_Brief_: Reproduce each line from the records that holds "юридических".

_Data to use_:

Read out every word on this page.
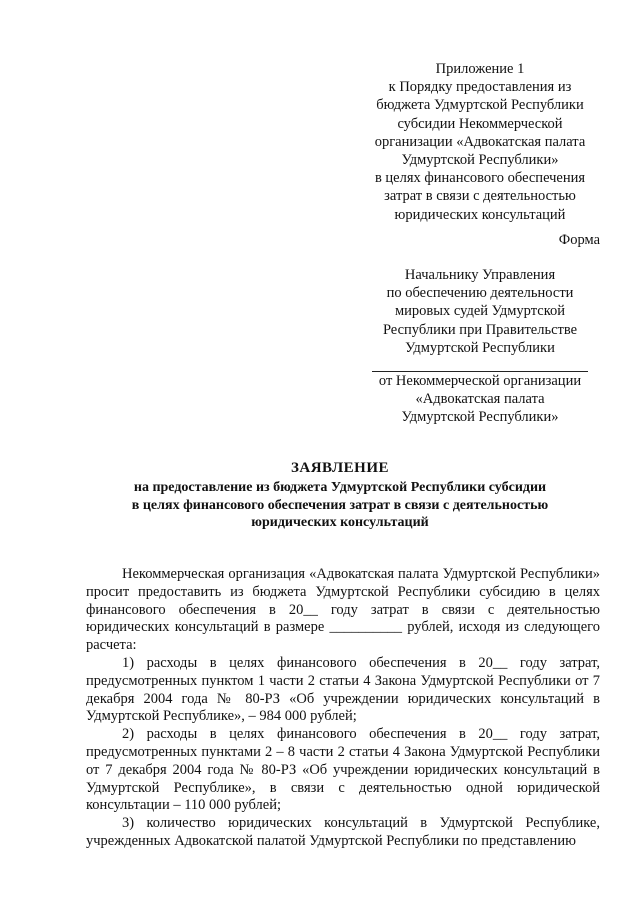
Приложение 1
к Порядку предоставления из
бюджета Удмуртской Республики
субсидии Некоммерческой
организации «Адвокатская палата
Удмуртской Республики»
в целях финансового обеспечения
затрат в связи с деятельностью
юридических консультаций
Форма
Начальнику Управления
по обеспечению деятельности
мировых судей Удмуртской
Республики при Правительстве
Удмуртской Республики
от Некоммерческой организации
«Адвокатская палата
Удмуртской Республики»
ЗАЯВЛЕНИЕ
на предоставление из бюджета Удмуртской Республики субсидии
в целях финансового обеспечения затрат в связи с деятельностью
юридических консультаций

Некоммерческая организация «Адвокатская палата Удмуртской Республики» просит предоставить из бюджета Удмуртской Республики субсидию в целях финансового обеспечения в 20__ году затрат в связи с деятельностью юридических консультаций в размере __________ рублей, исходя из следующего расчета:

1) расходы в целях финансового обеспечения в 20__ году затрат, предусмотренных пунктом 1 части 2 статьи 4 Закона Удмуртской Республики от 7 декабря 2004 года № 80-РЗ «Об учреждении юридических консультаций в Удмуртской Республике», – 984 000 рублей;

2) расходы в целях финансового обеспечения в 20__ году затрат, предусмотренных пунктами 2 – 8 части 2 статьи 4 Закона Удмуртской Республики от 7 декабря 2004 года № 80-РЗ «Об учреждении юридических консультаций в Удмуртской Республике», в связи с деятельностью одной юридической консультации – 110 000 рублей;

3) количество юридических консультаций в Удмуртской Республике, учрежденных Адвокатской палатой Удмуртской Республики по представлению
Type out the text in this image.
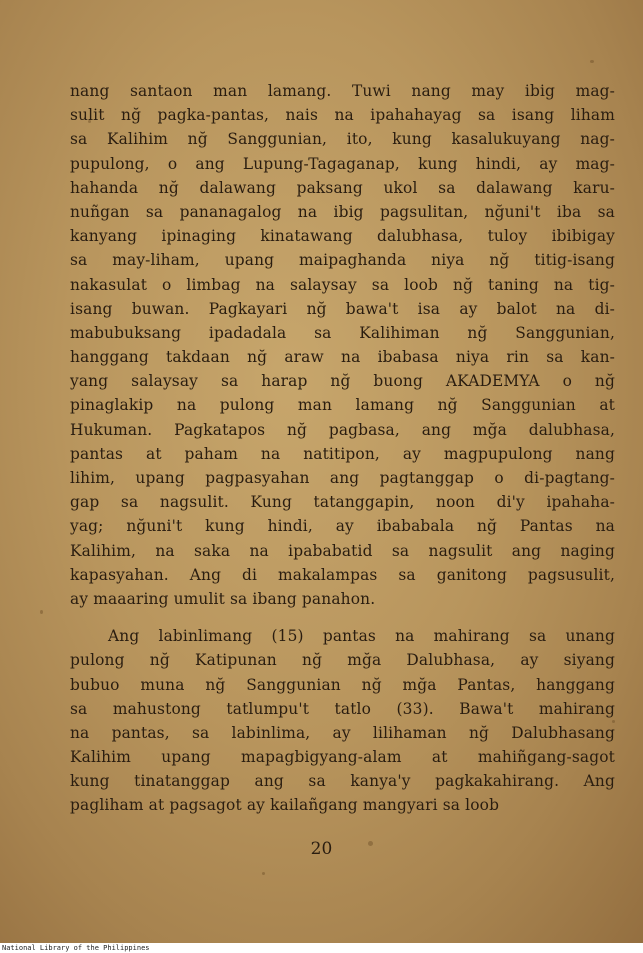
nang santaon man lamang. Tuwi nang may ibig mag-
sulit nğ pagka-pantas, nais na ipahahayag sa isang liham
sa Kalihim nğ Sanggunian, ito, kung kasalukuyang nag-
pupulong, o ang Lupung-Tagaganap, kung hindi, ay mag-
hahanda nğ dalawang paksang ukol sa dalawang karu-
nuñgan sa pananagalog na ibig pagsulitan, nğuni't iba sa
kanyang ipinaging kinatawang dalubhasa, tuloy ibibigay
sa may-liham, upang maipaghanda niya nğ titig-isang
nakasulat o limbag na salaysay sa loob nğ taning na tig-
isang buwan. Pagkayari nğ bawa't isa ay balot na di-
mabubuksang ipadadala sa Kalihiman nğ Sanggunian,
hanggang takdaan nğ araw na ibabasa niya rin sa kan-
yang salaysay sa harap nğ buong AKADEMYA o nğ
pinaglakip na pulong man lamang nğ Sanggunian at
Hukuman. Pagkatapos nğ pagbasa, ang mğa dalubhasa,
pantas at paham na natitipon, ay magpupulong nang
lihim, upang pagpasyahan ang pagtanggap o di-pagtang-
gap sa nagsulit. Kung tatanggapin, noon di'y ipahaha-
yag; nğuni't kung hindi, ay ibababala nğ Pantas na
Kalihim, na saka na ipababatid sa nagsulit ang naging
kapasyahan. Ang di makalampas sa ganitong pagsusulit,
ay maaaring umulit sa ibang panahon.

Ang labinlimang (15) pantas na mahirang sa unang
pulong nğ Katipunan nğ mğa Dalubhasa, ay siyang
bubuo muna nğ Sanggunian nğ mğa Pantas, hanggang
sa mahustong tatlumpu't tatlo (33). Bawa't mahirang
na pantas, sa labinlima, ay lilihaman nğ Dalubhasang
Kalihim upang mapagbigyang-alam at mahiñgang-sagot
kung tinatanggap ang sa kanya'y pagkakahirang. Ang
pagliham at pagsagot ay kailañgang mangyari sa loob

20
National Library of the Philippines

_Response to the exercise_:
юридических консультаций
юридических консультаций
Некоммерческая организация «Адвокатская палата Удмуртской Республики» просит предоставить из бюджета Удмуртской Республики субсидию в целях финансового обеспечения в 20__ году затрат в связи с деятельностью юридических консультаций в размере __________ рублей, исходя из следующего расчета:
1) расходы в целях финансового обеспечения в 20__ году затрат, предусмотренных пунктом 1 части 2 статьи 4 Закона Удмуртской Республики от 7 декабря 2004 года № 80-РЗ «Об учреждении юридических консультаций в Удмуртской Республике», – 984 000 рублей;
2) расходы в целях финансового обеспечения в 20__ году затрат, предусмотренных пунктами 2 – 8 части 2 статьи 4 Закона Удмуртской Республики от 7 декабря 2004 года № 80-РЗ «Об учреждении юридических консультаций в Удмуртской Республике», в связи с деятельностью одной юридической консультации – 110 000 рублей;
3) количество юридических консультаций в Удмуртской Республике, учрежденных Адвокатской палатой Удмуртской Республики по представлению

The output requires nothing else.